#### Work required
Transcribe the listing that follows in full, omitting pictures.

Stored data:
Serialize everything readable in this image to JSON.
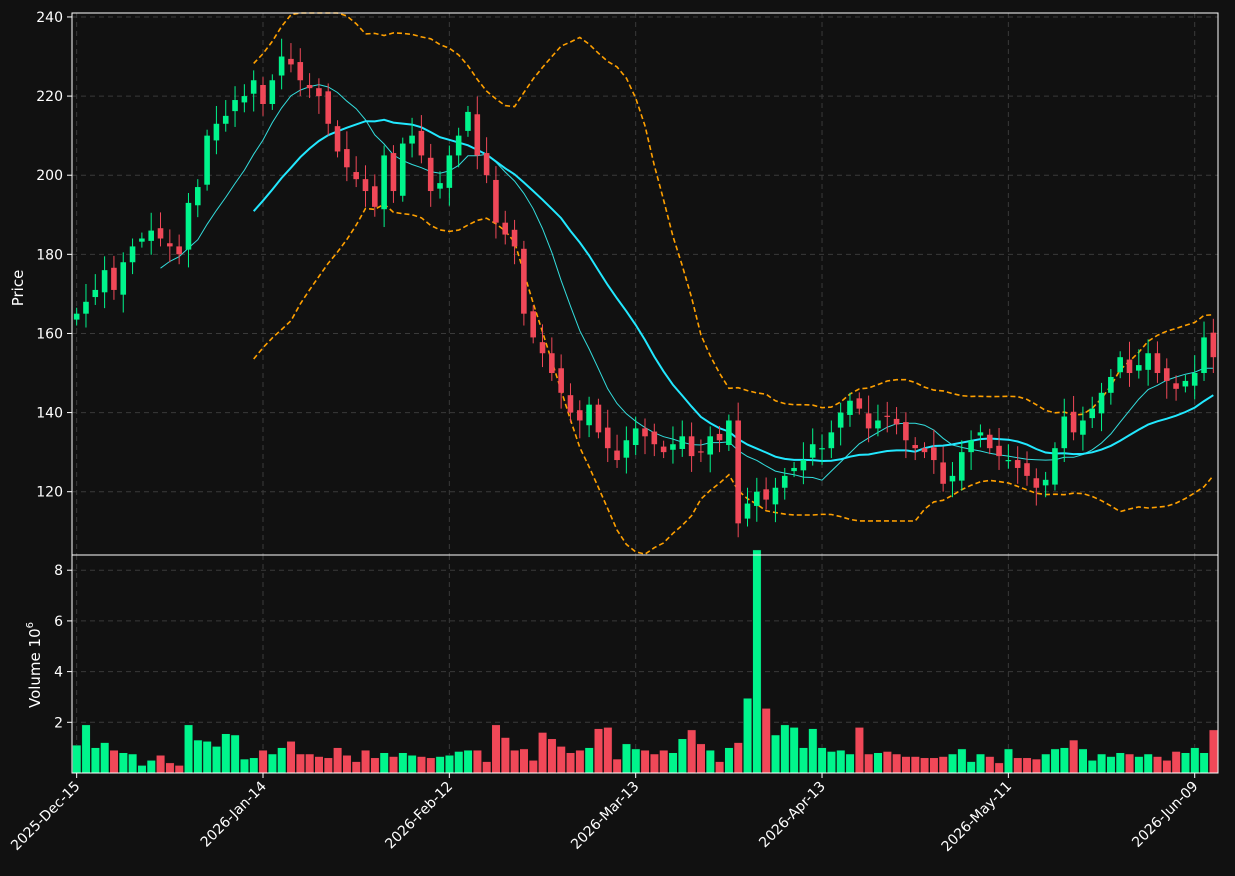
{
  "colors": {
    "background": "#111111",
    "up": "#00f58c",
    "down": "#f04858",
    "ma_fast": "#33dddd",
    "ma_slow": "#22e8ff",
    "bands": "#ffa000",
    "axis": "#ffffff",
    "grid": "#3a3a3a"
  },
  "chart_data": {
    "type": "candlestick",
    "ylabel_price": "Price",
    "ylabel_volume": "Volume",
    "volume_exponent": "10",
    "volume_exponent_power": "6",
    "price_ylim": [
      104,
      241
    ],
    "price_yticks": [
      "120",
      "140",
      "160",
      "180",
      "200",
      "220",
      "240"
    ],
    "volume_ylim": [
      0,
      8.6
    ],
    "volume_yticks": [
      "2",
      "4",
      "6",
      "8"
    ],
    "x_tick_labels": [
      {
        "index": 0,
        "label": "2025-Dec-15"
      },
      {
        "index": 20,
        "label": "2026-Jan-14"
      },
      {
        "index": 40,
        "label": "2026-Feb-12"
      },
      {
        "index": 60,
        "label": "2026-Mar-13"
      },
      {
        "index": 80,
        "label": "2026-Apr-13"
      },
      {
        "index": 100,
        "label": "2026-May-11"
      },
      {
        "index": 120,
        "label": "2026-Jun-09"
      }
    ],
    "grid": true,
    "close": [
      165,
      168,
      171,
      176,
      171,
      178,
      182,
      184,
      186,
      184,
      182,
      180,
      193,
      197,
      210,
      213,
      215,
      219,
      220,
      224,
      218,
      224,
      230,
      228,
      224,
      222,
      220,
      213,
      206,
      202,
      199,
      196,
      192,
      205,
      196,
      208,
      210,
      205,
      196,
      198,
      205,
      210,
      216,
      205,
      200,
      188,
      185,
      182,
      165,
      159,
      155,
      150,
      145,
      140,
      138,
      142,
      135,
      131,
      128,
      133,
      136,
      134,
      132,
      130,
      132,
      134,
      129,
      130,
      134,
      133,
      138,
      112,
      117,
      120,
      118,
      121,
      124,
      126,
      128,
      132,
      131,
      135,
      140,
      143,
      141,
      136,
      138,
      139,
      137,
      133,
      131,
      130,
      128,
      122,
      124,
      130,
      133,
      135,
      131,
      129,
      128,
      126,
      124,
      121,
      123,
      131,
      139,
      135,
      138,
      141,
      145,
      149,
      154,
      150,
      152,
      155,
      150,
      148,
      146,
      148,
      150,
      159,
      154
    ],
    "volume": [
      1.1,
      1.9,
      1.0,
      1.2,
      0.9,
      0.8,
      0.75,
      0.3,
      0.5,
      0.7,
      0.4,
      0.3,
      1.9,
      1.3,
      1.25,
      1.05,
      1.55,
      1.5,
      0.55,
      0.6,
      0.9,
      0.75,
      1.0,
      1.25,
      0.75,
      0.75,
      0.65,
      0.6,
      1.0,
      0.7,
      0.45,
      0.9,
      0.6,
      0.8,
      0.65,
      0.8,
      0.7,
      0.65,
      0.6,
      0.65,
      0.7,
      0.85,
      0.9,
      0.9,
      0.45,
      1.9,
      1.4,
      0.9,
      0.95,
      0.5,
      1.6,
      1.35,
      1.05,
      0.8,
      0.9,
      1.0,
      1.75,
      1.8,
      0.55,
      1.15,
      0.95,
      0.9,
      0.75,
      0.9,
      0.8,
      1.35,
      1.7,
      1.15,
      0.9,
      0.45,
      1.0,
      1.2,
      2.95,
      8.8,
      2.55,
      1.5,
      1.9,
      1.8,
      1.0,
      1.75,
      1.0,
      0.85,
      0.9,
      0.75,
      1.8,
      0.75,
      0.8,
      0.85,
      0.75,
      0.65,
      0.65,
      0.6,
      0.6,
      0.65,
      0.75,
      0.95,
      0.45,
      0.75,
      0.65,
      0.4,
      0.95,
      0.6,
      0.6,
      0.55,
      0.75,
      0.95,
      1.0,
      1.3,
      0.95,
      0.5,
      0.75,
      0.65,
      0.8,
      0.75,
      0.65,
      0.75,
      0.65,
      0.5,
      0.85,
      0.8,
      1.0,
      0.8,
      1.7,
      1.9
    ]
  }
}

#### Exercise output
Serialize everything readable in this image to JSON.
{
  "colors": {
    "background": "#111111",
    "up": "#00f58c",
    "down": "#f04858",
    "ma_fast": "#33dddd",
    "ma_slow": "#22e8ff",
    "bands": "#ffa000",
    "axis": "#ffffff",
    "grid": "#3a3a3a"
  },
  "chart_data": {
    "type": "candlestick",
    "ylabel_price": "Price",
    "ylabel_volume": "Volume",
    "volume_exponent": "10",
    "volume_exponent_power": "6",
    "price_ylim": [
      104,
      241
    ],
    "price_yticks": [
      "120",
      "140",
      "160",
      "180",
      "200",
      "220",
      "240"
    ],
    "volume_ylim": [
      0,
      8.6
    ],
    "volume_yticks": [
      "2",
      "4",
      "6",
      "8"
    ],
    "x_tick_labels": [
      {
        "index": 0,
        "label": "2025-Dec-15"
      },
      {
        "index": 20,
        "label": "2026-Jan-14"
      },
      {
        "index": 40,
        "label": "2026-Feb-12"
      },
      {
        "index": 60,
        "label": "2026-Mar-13"
      },
      {
        "index": 80,
        "label": "2026-Apr-13"
      },
      {
        "index": 100,
        "label": "2026-May-11"
      },
      {
        "index": 120,
        "label": "2026-Jun-09"
      }
    ],
    "grid": true,
    "close": [
      165,
      168,
      171,
      176,
      171,
      178,
      182,
      184,
      186,
      184,
      182,
      180,
      193,
      197,
      210,
      213,
      215,
      219,
      220,
      224,
      218,
      224,
      230,
      228,
      224,
      222,
      220,
      213,
      206,
      202,
      199,
      196,
      192,
      205,
      196,
      208,
      210,
      205,
      196,
      198,
      205,
      210,
      216,
      205,
      200,
      188,
      185,
      182,
      165,
      159,
      155,
      150,
      145,
      140,
      138,
      142,
      135,
      131,
      128,
      133,
      136,
      134,
      132,
      130,
      132,
      134,
      129,
      130,
      134,
      133,
      138,
      112,
      117,
      120,
      118,
      121,
      124,
      126,
      128,
      132,
      131,
      135,
      140,
      143,
      141,
      136,
      138,
      139,
      137,
      133,
      131,
      130,
      128,
      122,
      124,
      130,
      133,
      135,
      131,
      129,
      128,
      126,
      124,
      121,
      123,
      131,
      139,
      135,
      138,
      141,
      145,
      149,
      154,
      150,
      152,
      155,
      150,
      148,
      146,
      148,
      150,
      159,
      154
    ],
    "volume": [
      1.1,
      1.9,
      1.0,
      1.2,
      0.9,
      0.8,
      0.75,
      0.3,
      0.5,
      0.7,
      0.4,
      0.3,
      1.9,
      1.3,
      1.25,
      1.05,
      1.55,
      1.5,
      0.55,
      0.6,
      0.9,
      0.75,
      1.0,
      1.25,
      0.75,
      0.75,
      0.65,
      0.6,
      1.0,
      0.7,
      0.45,
      0.9,
      0.6,
      0.8,
      0.65,
      0.8,
      0.7,
      0.65,
      0.6,
      0.65,
      0.7,
      0.85,
      0.9,
      0.9,
      0.45,
      1.9,
      1.4,
      0.9,
      0.95,
      0.5,
      1.6,
      1.35,
      1.05,
      0.8,
      0.9,
      1.0,
      1.75,
      1.8,
      0.55,
      1.15,
      0.95,
      0.9,
      0.75,
      0.9,
      0.8,
      1.35,
      1.7,
      1.15,
      0.9,
      0.45,
      1.0,
      1.2,
      2.95,
      8.8,
      2.55,
      1.5,
      1.9,
      1.8,
      1.0,
      1.75,
      1.0,
      0.85,
      0.9,
      0.75,
      1.8,
      0.75,
      0.8,
      0.85,
      0.75,
      0.65,
      0.65,
      0.6,
      0.6,
      0.65,
      0.75,
      0.95,
      0.45,
      0.75,
      0.65,
      0.4,
      0.95,
      0.6,
      0.6,
      0.55,
      0.75,
      0.95,
      1.0,
      1.3,
      0.95,
      0.5,
      0.75,
      0.65,
      0.8,
      0.75,
      0.65,
      0.75,
      0.65,
      0.5,
      0.85,
      0.8,
      1.0,
      0.8,
      1.7,
      1.9
    ]
  }
}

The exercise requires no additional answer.